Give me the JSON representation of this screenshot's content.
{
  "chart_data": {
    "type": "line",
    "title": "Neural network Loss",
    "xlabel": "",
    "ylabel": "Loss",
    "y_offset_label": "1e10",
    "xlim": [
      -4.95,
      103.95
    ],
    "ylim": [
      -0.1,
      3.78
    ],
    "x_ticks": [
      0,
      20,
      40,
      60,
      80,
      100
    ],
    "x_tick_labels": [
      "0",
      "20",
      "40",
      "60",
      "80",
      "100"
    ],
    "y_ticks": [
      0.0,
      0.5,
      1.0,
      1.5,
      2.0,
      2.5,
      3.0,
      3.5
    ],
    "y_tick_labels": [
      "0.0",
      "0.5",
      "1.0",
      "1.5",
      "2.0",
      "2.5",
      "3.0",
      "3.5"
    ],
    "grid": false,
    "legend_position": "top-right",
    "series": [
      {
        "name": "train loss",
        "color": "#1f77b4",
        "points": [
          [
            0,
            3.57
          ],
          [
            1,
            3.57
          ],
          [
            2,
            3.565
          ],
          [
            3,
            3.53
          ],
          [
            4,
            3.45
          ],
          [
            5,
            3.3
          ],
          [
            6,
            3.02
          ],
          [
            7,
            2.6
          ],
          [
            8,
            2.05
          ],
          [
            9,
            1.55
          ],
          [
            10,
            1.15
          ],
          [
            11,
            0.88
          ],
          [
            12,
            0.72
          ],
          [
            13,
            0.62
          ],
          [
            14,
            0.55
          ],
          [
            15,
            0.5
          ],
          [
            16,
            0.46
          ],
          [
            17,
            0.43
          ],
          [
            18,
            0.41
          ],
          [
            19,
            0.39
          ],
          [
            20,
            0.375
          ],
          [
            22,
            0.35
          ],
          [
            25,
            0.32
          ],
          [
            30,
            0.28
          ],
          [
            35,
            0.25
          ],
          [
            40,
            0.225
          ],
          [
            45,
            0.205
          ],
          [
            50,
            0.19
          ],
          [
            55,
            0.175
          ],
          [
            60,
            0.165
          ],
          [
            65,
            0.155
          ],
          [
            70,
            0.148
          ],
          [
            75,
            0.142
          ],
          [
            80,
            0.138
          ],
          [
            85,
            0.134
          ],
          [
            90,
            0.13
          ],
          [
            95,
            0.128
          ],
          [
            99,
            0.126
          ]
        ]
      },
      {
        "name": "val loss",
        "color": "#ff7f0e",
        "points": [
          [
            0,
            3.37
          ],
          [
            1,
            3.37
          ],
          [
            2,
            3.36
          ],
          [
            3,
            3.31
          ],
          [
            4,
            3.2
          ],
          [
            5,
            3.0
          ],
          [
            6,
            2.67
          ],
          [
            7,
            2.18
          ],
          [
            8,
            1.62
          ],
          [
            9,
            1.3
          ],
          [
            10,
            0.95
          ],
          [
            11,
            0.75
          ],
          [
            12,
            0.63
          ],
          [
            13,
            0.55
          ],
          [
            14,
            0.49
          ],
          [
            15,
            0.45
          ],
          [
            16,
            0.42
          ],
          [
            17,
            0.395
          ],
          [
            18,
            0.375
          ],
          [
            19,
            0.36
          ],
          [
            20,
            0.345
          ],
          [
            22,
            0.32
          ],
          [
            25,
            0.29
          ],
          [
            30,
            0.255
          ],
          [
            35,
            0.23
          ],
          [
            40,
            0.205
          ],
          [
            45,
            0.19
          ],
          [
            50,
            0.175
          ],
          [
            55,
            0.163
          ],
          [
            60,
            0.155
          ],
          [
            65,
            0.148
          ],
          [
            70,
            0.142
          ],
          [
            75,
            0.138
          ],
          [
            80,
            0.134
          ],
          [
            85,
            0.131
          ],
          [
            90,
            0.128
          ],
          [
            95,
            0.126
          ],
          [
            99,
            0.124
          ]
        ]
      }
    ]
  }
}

● YOUR GOAL
Repeat every record, exactly as written.

● COMPLETE OUTPUT
Give me the JSON representation of this screenshot's content.
{
  "chart_data": {
    "type": "line",
    "title": "Neural network Loss",
    "xlabel": "",
    "ylabel": "Loss",
    "y_offset_label": "1e10",
    "xlim": [
      -4.95,
      103.95
    ],
    "ylim": [
      -0.1,
      3.78
    ],
    "x_ticks": [
      0,
      20,
      40,
      60,
      80,
      100
    ],
    "x_tick_labels": [
      "0",
      "20",
      "40",
      "60",
      "80",
      "100"
    ],
    "y_ticks": [
      0.0,
      0.5,
      1.0,
      1.5,
      2.0,
      2.5,
      3.0,
      3.5
    ],
    "y_tick_labels": [
      "0.0",
      "0.5",
      "1.0",
      "1.5",
      "2.0",
      "2.5",
      "3.0",
      "3.5"
    ],
    "grid": false,
    "legend_position": "top-right",
    "series": [
      {
        "name": "train loss",
        "color": "#1f77b4",
        "points": [
          [
            0,
            3.57
          ],
          [
            1,
            3.57
          ],
          [
            2,
            3.565
          ],
          [
            3,
            3.53
          ],
          [
            4,
            3.45
          ],
          [
            5,
            3.3
          ],
          [
            6,
            3.02
          ],
          [
            7,
            2.6
          ],
          [
            8,
            2.05
          ],
          [
            9,
            1.55
          ],
          [
            10,
            1.15
          ],
          [
            11,
            0.88
          ],
          [
            12,
            0.72
          ],
          [
            13,
            0.62
          ],
          [
            14,
            0.55
          ],
          [
            15,
            0.5
          ],
          [
            16,
            0.46
          ],
          [
            17,
            0.43
          ],
          [
            18,
            0.41
          ],
          [
            19,
            0.39
          ],
          [
            20,
            0.375
          ],
          [
            22,
            0.35
          ],
          [
            25,
            0.32
          ],
          [
            30,
            0.28
          ],
          [
            35,
            0.25
          ],
          [
            40,
            0.225
          ],
          [
            45,
            0.205
          ],
          [
            50,
            0.19
          ],
          [
            55,
            0.175
          ],
          [
            60,
            0.165
          ],
          [
            65,
            0.155
          ],
          [
            70,
            0.148
          ],
          [
            75,
            0.142
          ],
          [
            80,
            0.138
          ],
          [
            85,
            0.134
          ],
          [
            90,
            0.13
          ],
          [
            95,
            0.128
          ],
          [
            99,
            0.126
          ]
        ]
      },
      {
        "name": "val loss",
        "color": "#ff7f0e",
        "points": [
          [
            0,
            3.37
          ],
          [
            1,
            3.37
          ],
          [
            2,
            3.36
          ],
          [
            3,
            3.31
          ],
          [
            4,
            3.2
          ],
          [
            5,
            3.0
          ],
          [
            6,
            2.67
          ],
          [
            7,
            2.18
          ],
          [
            8,
            1.62
          ],
          [
            9,
            1.3
          ],
          [
            10,
            0.95
          ],
          [
            11,
            0.75
          ],
          [
            12,
            0.63
          ],
          [
            13,
            0.55
          ],
          [
            14,
            0.49
          ],
          [
            15,
            0.45
          ],
          [
            16,
            0.42
          ],
          [
            17,
            0.395
          ],
          [
            18,
            0.375
          ],
          [
            19,
            0.36
          ],
          [
            20,
            0.345
          ],
          [
            22,
            0.32
          ],
          [
            25,
            0.29
          ],
          [
            30,
            0.255
          ],
          [
            35,
            0.23
          ],
          [
            40,
            0.205
          ],
          [
            45,
            0.19
          ],
          [
            50,
            0.175
          ],
          [
            55,
            0.163
          ],
          [
            60,
            0.155
          ],
          [
            65,
            0.148
          ],
          [
            70,
            0.142
          ],
          [
            75,
            0.138
          ],
          [
            80,
            0.134
          ],
          [
            85,
            0.131
          ],
          [
            90,
            0.128
          ],
          [
            95,
            0.126
          ],
          [
            99,
            0.124
          ]
        ]
      }
    ]
  }
}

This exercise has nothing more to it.